— start of Supplied records —

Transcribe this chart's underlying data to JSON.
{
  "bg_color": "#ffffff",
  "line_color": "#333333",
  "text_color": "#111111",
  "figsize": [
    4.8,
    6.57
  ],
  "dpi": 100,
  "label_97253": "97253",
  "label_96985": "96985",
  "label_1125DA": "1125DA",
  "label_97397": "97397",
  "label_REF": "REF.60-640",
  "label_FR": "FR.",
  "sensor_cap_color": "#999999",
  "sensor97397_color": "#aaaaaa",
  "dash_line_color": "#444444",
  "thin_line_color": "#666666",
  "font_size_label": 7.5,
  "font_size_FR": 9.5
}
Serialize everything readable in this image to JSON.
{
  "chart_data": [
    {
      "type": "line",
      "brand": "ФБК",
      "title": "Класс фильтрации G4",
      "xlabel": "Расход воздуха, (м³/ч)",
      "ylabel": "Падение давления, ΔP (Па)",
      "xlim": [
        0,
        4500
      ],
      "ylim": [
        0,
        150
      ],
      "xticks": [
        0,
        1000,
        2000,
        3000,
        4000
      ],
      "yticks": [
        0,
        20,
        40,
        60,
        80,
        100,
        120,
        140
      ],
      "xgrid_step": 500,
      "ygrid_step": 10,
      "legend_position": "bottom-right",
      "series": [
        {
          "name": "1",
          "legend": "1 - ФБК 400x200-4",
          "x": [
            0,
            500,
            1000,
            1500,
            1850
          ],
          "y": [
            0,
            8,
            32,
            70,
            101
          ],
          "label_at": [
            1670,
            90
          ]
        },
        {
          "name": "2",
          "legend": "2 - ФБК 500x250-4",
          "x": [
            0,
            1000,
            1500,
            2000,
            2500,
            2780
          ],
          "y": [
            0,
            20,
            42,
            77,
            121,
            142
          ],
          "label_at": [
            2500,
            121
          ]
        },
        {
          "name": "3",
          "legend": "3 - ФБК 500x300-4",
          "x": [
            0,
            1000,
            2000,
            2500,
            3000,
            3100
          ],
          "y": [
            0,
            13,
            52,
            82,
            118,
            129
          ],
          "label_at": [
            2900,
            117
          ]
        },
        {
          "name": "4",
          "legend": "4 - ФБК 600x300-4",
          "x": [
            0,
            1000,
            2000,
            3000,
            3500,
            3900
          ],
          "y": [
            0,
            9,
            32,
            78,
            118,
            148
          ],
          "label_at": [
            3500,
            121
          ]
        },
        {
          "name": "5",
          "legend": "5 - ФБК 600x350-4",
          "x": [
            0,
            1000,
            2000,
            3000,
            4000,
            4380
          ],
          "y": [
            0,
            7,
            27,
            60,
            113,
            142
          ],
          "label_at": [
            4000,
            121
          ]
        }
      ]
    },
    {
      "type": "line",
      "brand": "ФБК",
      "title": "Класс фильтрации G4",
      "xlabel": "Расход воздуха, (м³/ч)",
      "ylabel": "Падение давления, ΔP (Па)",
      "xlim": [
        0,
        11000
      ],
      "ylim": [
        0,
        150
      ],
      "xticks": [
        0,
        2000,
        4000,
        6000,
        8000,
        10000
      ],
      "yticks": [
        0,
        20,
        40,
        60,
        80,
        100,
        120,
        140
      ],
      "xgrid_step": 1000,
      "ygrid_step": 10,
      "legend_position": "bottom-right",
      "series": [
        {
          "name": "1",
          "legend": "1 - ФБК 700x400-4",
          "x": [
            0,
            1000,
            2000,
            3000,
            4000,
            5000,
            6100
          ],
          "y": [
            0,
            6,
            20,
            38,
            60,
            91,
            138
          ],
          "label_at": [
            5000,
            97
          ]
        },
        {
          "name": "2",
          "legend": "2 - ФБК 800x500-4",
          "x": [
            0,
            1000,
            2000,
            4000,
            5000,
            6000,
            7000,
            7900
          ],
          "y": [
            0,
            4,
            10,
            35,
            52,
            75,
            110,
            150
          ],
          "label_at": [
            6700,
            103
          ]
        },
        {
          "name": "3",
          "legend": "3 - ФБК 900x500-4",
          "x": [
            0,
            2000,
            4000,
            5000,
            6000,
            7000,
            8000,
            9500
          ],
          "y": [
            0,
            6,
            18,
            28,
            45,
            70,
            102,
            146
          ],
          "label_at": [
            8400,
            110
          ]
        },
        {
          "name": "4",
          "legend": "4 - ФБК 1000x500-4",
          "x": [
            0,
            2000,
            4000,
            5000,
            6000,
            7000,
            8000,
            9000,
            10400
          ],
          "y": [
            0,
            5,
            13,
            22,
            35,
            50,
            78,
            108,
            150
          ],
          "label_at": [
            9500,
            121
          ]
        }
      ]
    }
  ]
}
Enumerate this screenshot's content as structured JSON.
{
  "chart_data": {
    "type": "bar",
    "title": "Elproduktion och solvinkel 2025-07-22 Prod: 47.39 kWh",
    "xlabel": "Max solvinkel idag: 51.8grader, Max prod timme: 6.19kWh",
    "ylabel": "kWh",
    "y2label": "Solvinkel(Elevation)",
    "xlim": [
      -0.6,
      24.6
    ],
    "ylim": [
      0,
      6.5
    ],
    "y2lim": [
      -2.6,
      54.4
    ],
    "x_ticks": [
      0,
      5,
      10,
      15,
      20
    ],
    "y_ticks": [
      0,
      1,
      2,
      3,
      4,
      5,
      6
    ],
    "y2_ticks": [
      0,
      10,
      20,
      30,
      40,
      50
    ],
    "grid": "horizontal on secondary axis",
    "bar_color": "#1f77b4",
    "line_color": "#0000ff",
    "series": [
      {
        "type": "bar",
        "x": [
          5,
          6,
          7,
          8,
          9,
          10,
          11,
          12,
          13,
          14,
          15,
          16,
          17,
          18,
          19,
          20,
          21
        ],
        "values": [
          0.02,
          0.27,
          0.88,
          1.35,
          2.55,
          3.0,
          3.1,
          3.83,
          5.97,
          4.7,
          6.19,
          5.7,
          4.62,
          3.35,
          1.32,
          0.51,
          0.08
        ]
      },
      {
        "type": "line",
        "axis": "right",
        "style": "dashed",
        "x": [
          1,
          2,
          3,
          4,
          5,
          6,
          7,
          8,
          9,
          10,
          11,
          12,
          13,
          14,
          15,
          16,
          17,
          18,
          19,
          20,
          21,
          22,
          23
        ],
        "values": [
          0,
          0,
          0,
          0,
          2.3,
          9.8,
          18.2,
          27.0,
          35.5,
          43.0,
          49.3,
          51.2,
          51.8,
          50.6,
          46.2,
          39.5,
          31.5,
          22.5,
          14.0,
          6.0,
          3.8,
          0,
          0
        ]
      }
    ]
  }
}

— end of Supplied records —

▶ **Set task**:
Of the lines in this listing, how many contain "axis"? Reply with the number and nothing more.

▶ **Answer**:
2